-- Direction --
Output an exact reproduction of the data.

* start Records for the task *

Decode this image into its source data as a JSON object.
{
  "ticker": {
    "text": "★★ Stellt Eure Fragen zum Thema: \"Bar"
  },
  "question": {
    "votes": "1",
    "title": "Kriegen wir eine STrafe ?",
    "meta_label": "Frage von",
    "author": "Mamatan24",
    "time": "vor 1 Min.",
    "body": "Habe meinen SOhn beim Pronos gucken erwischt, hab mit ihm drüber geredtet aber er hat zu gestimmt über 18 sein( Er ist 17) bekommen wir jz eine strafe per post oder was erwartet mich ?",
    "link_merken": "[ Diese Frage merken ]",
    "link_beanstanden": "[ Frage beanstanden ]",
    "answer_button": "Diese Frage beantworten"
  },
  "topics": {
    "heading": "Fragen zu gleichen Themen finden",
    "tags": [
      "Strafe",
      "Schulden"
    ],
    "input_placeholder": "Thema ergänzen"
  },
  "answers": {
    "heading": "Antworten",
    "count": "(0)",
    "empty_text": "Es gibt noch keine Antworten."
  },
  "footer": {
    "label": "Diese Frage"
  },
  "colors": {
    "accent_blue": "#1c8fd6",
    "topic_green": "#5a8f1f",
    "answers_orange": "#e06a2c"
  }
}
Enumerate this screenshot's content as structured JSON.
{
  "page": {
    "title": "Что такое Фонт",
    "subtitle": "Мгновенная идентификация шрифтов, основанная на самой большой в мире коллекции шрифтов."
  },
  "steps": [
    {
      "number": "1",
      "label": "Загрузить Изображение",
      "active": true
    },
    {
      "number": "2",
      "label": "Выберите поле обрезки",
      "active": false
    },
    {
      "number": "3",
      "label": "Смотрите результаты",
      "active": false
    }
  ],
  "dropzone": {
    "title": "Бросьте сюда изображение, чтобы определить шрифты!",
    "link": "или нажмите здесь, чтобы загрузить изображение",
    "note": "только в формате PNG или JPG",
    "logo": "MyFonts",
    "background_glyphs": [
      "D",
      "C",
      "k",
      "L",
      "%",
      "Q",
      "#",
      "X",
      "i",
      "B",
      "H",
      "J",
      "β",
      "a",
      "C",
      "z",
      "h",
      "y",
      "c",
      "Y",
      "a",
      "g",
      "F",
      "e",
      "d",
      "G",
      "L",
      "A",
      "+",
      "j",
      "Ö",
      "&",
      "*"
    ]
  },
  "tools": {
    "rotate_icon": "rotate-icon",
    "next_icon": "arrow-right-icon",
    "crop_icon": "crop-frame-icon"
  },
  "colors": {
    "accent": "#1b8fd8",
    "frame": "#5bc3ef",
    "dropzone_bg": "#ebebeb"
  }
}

* end Records for the task *

-- Worked solution --
Decode this image into its source data as a JSON object.
{
  "ticker": {
    "text": "★★ Stellt Eure Fragen zum Thema: \"Bar"
  },
  "question": {
    "votes": "1",
    "title": "Kriegen wir eine STrafe ?",
    "meta_label": "Frage von",
    "author": "Mamatan24",
    "time": "vor 1 Min.",
    "body": "Habe meinen SOhn beim Pronos gucken erwischt, hab mit ihm drüber geredtet aber er hat zu gestimmt über 18 sein( Er ist 17) bekommen wir jz eine strafe per post oder was erwartet mich ?",
    "link_merken": "[ Diese Frage merken ]",
    "link_beanstanden": "[ Frage beanstanden ]",
    "answer_button": "Diese Frage beantworten"
  },
  "topics": {
    "heading": "Fragen zu gleichen Themen finden",
    "tags": [
      "Strafe",
      "Schulden"
    ],
    "input_placeholder": "Thema ergänzen"
  },
  "answers": {
    "heading": "Antworten",
    "count": "(0)",
    "empty_text": "Es gibt noch keine Antworten."
  },
  "footer": {
    "label": "Diese Frage"
  },
  "colors": {
    "accent_blue": "#1c8fd6",
    "topic_green": "#5a8f1f",
    "answers_orange": "#e06a2c"
  }
}
Enumerate this screenshot's content as structured JSON.
{
  "page": {
    "title": "Что такое Фонт",
    "subtitle": "Мгновенная идентификация шрифтов, основанная на самой большой в мире коллекции шрифтов."
  },
  "steps": [
    {
      "number": "1",
      "label": "Загрузить Изображение",
      "active": true
    },
    {
      "number": "2",
      "label": "Выберите поле обрезки",
      "active": false
    },
    {
      "number": "3",
      "label": "Смотрите результаты",
      "active": false
    }
  ],
  "dropzone": {
    "title": "Бросьте сюда изображение, чтобы определить шрифты!",
    "link": "или нажмите здесь, чтобы загрузить изображение",
    "note": "только в формате PNG или JPG",
    "logo": "MyFonts",
    "background_glyphs": [
      "D",
      "C",
      "k",
      "L",
      "%",
      "Q",
      "#",
      "X",
      "i",
      "B",
      "H",
      "J",
      "β",
      "a",
      "C",
      "z",
      "h",
      "y",
      "c",
      "Y",
      "a",
      "g",
      "F",
      "e",
      "d",
      "G",
      "L",
      "A",
      "+",
      "j",
      "Ö",
      "&",
      "*"
    ]
  },
  "tools": {
    "rotate_icon": "rotate-icon",
    "next_icon": "arrow-right-icon",
    "crop_icon": "crop-frame-icon"
  },
  "colors": {
    "accent": "#1b8fd8",
    "frame": "#5bc3ef",
    "dropzone_bg": "#ebebeb"
  }
}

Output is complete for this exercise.